[Opening GIVEN ENTRIES section]

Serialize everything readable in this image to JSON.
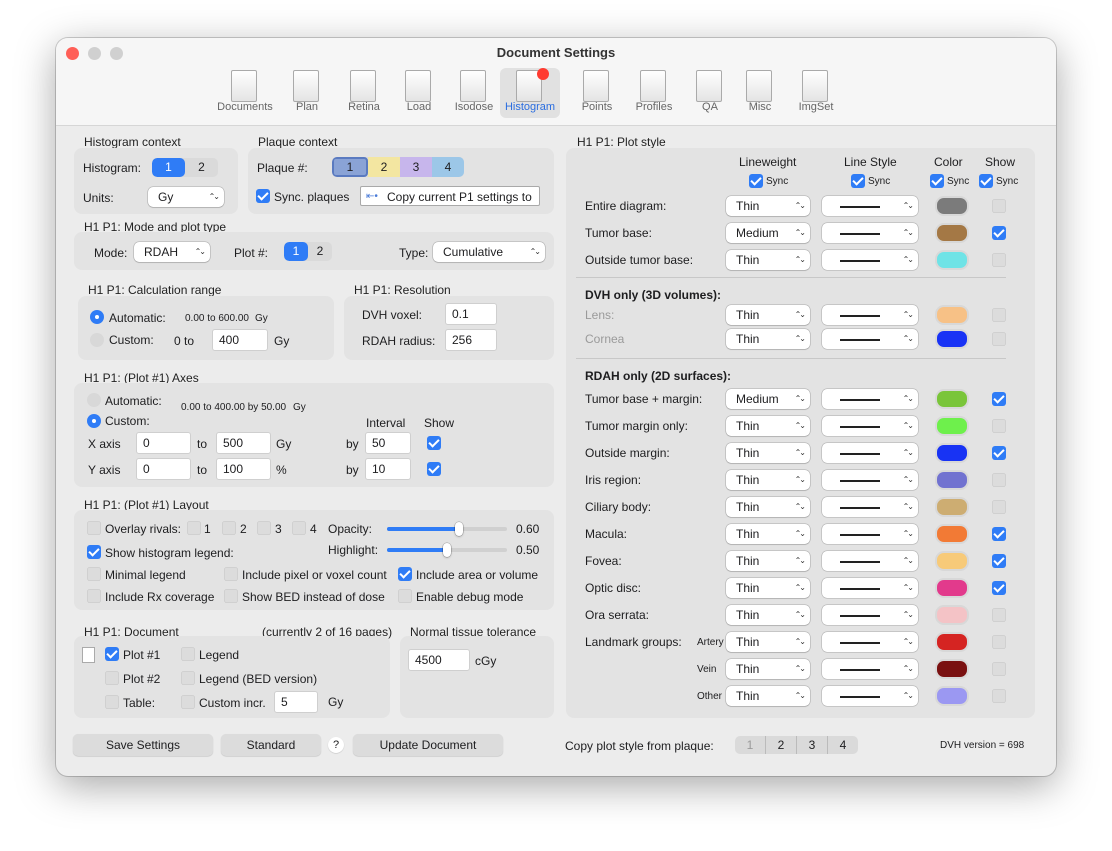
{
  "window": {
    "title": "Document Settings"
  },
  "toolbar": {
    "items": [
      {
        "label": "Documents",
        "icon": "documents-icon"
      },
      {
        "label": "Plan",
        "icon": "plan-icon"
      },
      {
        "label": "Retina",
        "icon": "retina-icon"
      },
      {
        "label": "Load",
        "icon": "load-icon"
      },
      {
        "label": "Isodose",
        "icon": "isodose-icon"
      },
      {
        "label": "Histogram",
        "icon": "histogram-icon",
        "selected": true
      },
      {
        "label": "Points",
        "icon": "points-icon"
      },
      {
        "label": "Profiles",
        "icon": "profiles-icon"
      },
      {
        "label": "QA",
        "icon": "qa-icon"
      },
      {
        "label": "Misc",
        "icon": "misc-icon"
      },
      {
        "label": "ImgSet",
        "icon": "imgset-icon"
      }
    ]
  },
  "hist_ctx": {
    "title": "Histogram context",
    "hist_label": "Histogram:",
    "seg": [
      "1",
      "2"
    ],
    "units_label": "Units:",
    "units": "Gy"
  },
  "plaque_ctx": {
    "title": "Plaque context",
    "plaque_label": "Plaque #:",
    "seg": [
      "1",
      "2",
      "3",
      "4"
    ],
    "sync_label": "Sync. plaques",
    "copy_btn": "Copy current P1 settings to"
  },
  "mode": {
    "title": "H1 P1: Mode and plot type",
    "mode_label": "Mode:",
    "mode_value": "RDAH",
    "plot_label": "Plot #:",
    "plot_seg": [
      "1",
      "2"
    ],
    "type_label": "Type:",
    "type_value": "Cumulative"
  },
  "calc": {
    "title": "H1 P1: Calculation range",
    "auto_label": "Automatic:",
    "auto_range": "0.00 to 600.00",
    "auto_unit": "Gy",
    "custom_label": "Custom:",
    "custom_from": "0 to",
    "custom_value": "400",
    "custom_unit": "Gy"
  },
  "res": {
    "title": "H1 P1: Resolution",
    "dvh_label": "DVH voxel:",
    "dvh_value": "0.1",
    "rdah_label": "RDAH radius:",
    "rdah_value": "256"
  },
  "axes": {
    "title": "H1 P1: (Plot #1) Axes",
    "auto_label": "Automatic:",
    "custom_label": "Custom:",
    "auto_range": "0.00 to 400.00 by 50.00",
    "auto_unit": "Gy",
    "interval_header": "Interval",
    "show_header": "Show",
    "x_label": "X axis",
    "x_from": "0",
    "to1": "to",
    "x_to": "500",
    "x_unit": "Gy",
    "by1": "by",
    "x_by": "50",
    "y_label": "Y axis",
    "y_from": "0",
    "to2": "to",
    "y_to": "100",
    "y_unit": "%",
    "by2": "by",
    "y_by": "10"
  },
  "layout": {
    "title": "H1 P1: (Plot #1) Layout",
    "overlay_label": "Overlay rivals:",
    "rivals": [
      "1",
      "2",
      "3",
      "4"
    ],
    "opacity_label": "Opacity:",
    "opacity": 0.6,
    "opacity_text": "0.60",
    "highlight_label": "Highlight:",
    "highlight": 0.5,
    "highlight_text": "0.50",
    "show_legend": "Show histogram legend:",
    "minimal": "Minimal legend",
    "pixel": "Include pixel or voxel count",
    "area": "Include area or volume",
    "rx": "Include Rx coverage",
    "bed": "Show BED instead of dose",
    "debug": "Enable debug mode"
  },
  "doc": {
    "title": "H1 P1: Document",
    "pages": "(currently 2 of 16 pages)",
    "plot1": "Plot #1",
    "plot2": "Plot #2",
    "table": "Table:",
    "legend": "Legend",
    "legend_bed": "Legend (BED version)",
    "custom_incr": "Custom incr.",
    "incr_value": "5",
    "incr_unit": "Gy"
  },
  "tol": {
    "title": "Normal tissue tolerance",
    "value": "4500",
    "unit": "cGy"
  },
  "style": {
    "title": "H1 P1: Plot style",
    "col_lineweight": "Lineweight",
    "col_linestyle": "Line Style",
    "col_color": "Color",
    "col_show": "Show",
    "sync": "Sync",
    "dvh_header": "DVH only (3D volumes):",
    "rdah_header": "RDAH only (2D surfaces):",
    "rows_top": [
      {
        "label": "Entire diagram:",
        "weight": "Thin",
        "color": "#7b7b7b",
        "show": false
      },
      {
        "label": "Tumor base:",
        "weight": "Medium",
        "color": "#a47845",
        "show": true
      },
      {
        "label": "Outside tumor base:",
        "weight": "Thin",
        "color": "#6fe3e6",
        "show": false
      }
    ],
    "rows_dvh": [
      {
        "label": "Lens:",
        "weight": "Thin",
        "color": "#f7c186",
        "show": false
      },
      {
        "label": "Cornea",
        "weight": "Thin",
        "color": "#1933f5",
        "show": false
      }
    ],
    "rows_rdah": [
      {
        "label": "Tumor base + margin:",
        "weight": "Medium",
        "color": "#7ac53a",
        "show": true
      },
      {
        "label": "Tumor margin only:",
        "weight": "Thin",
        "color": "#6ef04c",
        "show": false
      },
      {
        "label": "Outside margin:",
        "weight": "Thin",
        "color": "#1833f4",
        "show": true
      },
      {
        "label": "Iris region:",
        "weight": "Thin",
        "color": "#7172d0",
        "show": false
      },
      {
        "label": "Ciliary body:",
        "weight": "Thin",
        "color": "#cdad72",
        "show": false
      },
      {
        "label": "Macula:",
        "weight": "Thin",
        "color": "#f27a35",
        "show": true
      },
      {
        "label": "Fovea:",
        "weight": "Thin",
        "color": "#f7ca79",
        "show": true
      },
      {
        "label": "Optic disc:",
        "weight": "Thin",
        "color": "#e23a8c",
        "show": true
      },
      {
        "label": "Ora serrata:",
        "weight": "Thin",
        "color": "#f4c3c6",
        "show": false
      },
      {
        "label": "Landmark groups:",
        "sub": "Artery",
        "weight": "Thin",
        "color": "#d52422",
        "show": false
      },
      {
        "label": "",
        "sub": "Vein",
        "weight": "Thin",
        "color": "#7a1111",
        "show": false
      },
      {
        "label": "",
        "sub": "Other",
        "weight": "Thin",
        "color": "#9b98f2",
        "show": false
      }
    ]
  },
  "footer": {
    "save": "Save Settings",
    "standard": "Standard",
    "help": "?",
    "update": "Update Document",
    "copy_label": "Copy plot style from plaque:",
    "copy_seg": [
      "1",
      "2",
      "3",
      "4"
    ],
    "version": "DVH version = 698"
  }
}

[Closing GIVEN ENTRIES section]
[Opening GIVEN ENTRIES section]

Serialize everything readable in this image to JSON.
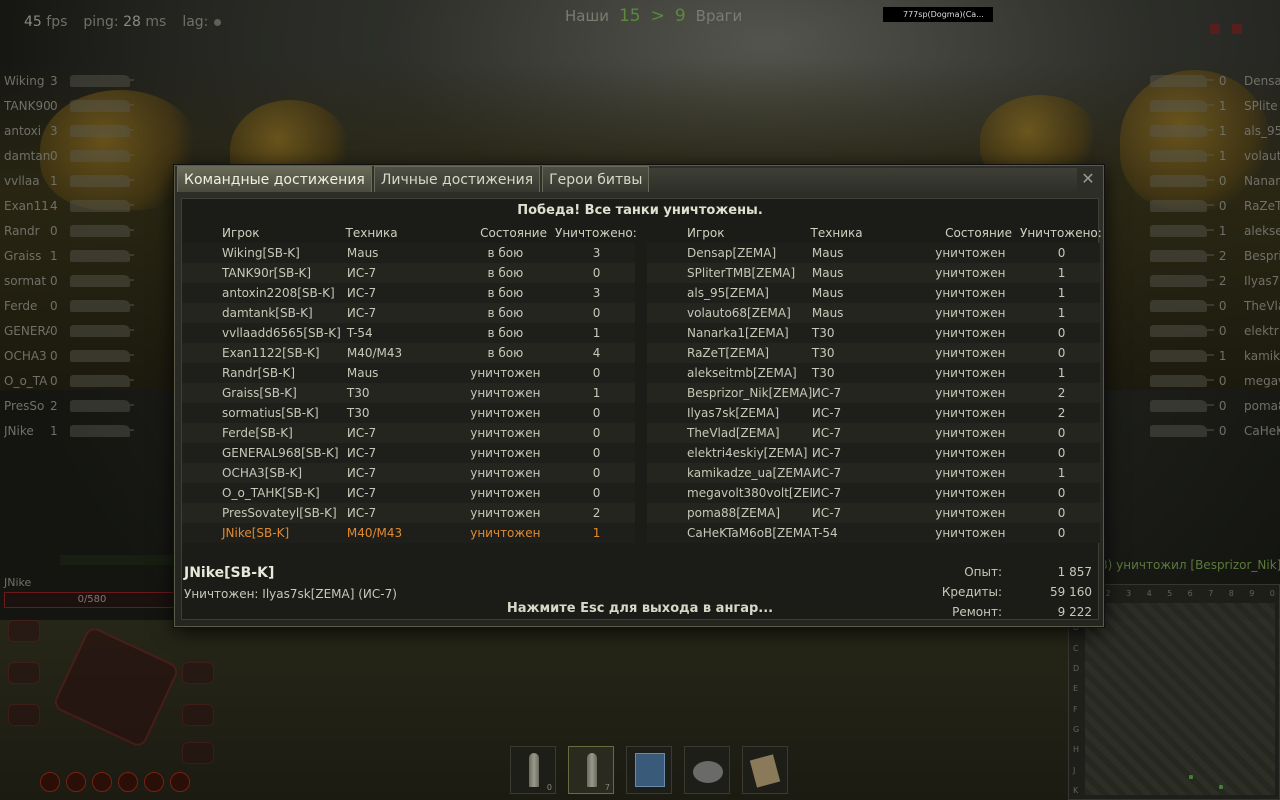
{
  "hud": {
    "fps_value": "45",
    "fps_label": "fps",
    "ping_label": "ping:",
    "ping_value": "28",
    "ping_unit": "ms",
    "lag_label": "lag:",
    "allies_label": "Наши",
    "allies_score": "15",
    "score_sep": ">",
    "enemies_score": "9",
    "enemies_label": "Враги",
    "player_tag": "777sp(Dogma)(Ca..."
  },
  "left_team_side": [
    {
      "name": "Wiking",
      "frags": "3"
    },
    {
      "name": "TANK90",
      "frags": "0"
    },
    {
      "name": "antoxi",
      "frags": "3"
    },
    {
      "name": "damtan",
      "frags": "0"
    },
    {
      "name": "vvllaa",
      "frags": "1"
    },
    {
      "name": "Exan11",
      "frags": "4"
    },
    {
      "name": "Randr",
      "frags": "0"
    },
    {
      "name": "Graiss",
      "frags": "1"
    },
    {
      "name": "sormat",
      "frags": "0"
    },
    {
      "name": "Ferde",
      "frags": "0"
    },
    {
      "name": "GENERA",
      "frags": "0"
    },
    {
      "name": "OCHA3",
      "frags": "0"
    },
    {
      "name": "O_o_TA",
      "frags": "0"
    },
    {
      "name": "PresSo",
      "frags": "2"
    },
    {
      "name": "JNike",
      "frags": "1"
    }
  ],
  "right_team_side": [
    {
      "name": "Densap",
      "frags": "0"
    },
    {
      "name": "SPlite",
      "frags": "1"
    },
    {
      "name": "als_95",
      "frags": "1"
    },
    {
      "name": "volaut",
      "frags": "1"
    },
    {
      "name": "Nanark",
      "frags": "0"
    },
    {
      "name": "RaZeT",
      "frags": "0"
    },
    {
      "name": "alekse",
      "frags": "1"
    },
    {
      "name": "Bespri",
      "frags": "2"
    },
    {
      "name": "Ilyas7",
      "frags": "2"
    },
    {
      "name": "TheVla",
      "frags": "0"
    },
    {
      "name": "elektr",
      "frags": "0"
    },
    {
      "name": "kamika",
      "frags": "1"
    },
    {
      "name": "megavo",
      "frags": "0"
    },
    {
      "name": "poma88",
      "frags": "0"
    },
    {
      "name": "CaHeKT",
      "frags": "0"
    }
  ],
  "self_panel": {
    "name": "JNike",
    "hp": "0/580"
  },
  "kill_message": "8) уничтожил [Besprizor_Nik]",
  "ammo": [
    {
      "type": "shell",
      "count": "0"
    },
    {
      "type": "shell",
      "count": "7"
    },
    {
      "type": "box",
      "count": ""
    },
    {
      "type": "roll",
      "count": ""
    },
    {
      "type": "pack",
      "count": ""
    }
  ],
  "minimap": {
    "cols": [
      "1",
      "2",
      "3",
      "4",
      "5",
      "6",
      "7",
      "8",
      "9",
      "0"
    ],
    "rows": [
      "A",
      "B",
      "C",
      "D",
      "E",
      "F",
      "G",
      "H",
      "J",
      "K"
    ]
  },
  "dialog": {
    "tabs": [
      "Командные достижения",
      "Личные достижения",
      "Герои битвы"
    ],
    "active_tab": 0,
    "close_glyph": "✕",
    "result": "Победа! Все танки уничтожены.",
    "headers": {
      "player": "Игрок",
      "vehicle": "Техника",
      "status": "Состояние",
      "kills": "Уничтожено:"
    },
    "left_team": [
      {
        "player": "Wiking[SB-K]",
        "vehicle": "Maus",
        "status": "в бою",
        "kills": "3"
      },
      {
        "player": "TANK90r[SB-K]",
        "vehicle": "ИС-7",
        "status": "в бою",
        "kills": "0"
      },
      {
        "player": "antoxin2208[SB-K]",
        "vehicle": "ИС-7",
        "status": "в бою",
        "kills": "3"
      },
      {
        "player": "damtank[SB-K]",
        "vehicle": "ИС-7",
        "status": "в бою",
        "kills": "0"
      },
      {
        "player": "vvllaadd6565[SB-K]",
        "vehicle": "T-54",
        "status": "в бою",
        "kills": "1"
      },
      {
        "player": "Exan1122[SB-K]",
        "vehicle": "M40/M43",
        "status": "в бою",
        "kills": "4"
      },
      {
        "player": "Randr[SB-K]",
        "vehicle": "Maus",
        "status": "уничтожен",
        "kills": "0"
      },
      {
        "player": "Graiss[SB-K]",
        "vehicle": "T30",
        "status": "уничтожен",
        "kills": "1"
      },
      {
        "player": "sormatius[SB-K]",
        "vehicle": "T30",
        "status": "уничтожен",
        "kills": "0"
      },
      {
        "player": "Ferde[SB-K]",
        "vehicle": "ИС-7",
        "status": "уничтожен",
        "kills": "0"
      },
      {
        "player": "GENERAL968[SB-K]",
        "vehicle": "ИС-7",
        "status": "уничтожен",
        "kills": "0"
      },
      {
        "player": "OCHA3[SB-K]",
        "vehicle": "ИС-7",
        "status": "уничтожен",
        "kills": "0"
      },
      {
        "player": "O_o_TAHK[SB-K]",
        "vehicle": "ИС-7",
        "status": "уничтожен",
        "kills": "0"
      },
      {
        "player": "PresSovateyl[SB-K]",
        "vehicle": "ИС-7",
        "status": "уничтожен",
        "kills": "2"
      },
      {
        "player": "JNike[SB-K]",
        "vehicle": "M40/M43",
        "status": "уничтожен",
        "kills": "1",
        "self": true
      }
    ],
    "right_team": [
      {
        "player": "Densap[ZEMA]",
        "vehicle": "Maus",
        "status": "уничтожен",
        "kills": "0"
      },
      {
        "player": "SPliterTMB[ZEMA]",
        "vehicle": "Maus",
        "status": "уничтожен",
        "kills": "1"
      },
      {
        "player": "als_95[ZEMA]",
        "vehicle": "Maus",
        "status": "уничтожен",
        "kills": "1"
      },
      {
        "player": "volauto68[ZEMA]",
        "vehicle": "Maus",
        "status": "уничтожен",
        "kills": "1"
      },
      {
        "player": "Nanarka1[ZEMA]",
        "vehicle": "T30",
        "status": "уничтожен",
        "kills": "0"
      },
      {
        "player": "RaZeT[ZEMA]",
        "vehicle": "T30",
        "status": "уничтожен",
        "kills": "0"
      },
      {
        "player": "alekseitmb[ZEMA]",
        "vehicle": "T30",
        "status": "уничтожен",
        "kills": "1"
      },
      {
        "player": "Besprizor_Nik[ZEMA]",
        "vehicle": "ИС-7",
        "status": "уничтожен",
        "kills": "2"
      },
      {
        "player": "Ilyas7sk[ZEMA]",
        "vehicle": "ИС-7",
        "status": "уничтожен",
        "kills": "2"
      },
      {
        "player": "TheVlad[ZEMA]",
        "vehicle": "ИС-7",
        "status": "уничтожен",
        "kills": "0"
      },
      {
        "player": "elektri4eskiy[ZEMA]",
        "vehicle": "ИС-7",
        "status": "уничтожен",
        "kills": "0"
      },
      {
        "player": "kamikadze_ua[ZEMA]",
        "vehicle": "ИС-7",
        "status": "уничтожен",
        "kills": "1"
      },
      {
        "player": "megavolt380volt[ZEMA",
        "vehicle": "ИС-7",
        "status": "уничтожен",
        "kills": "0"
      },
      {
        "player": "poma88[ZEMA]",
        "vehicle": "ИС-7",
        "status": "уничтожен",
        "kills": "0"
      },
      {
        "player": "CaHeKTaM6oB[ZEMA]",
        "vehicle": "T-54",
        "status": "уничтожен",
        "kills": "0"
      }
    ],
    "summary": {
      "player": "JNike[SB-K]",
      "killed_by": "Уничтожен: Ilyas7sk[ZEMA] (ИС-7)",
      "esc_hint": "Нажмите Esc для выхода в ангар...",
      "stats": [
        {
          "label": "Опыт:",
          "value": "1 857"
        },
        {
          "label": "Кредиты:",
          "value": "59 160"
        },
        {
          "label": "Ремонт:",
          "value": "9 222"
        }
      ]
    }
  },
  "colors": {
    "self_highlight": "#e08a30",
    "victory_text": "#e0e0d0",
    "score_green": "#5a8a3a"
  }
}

[Closing GIVEN ENTRIES section]

_EXERCISE BRIEF_:
Find the string "Include" in the records, then copy each line where it occurs.

_OUTPUT FOR THIS EXERCISE_:
    "pixel": "Include pixel or voxel count",
    "area": "Include area or volume",
    "rx": "Include Rx coverage",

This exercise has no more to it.